#### WHAT YOU NEED TO DO
Omit all images. Write out the rest of the material exactly.

Collected data

/---

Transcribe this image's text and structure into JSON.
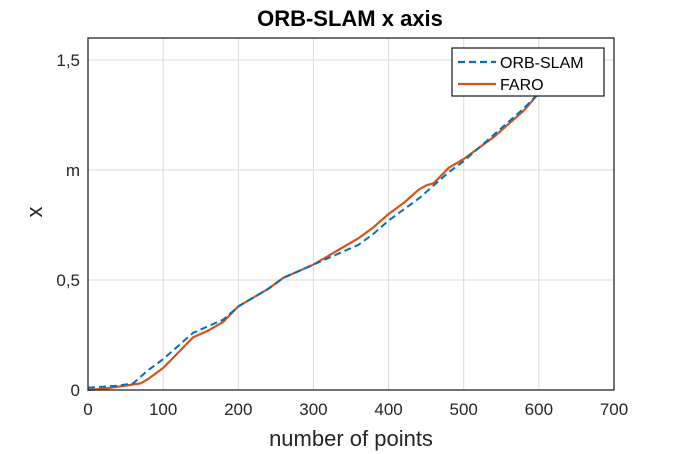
{
  "chart_data": {
    "type": "line",
    "title": "ORB-SLAM x axis",
    "xlabel": "number of points",
    "ylabel": "x",
    "xlim": [
      0,
      700
    ],
    "ylim": [
      0,
      1.6
    ],
    "grid": true,
    "legend_position": "top-right",
    "x_ticks": [
      0,
      100,
      200,
      300,
      400,
      500,
      600,
      700
    ],
    "x_tick_labels": [
      "0",
      "100",
      "200",
      "300",
      "400",
      "500",
      "600",
      "700"
    ],
    "y_ticks": [
      0,
      0.5,
      1.0,
      1.5
    ],
    "y_tick_labels": [
      "0",
      "0,5",
      "m",
      "1,5"
    ],
    "series": [
      {
        "name": "ORB-SLAM",
        "color": "#0072BD",
        "style": "dashed",
        "x": [
          0,
          20,
          40,
          60,
          70,
          80,
          100,
          120,
          140,
          160,
          180,
          200,
          220,
          240,
          260,
          280,
          300,
          320,
          340,
          360,
          380,
          400,
          420,
          440,
          460,
          480,
          500,
          520,
          540,
          560,
          580,
          600
        ],
        "y": [
          0.01,
          0.015,
          0.02,
          0.03,
          0.06,
          0.09,
          0.14,
          0.2,
          0.26,
          0.29,
          0.32,
          0.38,
          0.42,
          0.46,
          0.51,
          0.54,
          0.57,
          0.6,
          0.63,
          0.66,
          0.71,
          0.77,
          0.82,
          0.87,
          0.93,
          0.99,
          1.04,
          1.1,
          1.16,
          1.22,
          1.28,
          1.35
        ]
      },
      {
        "name": "FARO",
        "color": "#D95319",
        "style": "solid",
        "x": [
          0,
          20,
          40,
          60,
          70,
          80,
          100,
          120,
          140,
          160,
          180,
          200,
          220,
          240,
          260,
          280,
          300,
          320,
          340,
          360,
          380,
          400,
          420,
          440,
          450,
          460,
          480,
          500,
          520,
          540,
          560,
          580,
          600
        ],
        "y": [
          0.0,
          0.005,
          0.015,
          0.025,
          0.03,
          0.05,
          0.1,
          0.17,
          0.24,
          0.27,
          0.31,
          0.38,
          0.42,
          0.46,
          0.51,
          0.54,
          0.57,
          0.61,
          0.65,
          0.69,
          0.74,
          0.8,
          0.85,
          0.91,
          0.93,
          0.94,
          1.01,
          1.05,
          1.1,
          1.15,
          1.21,
          1.27,
          1.35
        ]
      }
    ]
  }
}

\---

#### EXERCISE ANSWER
Transcribe this image's text and structure into JSON.
{
  "chart_data": {
    "type": "line",
    "title": "ORB-SLAM x axis",
    "xlabel": "number of points",
    "ylabel": "x",
    "xlim": [
      0,
      700
    ],
    "ylim": [
      0,
      1.6
    ],
    "grid": true,
    "legend_position": "top-right",
    "x_ticks": [
      0,
      100,
      200,
      300,
      400,
      500,
      600,
      700
    ],
    "x_tick_labels": [
      "0",
      "100",
      "200",
      "300",
      "400",
      "500",
      "600",
      "700"
    ],
    "y_ticks": [
      0,
      0.5,
      1.0,
      1.5
    ],
    "y_tick_labels": [
      "0",
      "0,5",
      "m",
      "1,5"
    ],
    "series": [
      {
        "name": "ORB-SLAM",
        "color": "#0072BD",
        "style": "dashed",
        "x": [
          0,
          20,
          40,
          60,
          70,
          80,
          100,
          120,
          140,
          160,
          180,
          200,
          220,
          240,
          260,
          280,
          300,
          320,
          340,
          360,
          380,
          400,
          420,
          440,
          460,
          480,
          500,
          520,
          540,
          560,
          580,
          600
        ],
        "y": [
          0.01,
          0.015,
          0.02,
          0.03,
          0.06,
          0.09,
          0.14,
          0.2,
          0.26,
          0.29,
          0.32,
          0.38,
          0.42,
          0.46,
          0.51,
          0.54,
          0.57,
          0.6,
          0.63,
          0.66,
          0.71,
          0.77,
          0.82,
          0.87,
          0.93,
          0.99,
          1.04,
          1.1,
          1.16,
          1.22,
          1.28,
          1.35
        ]
      },
      {
        "name": "FARO",
        "color": "#D95319",
        "style": "solid",
        "x": [
          0,
          20,
          40,
          60,
          70,
          80,
          100,
          120,
          140,
          160,
          180,
          200,
          220,
          240,
          260,
          280,
          300,
          320,
          340,
          360,
          380,
          400,
          420,
          440,
          450,
          460,
          480,
          500,
          520,
          540,
          560,
          580,
          600
        ],
        "y": [
          0.0,
          0.005,
          0.015,
          0.025,
          0.03,
          0.05,
          0.1,
          0.17,
          0.24,
          0.27,
          0.31,
          0.38,
          0.42,
          0.46,
          0.51,
          0.54,
          0.57,
          0.61,
          0.65,
          0.69,
          0.74,
          0.8,
          0.85,
          0.91,
          0.93,
          0.94,
          1.01,
          1.05,
          1.1,
          1.15,
          1.21,
          1.27,
          1.35
        ]
      }
    ]
  }
}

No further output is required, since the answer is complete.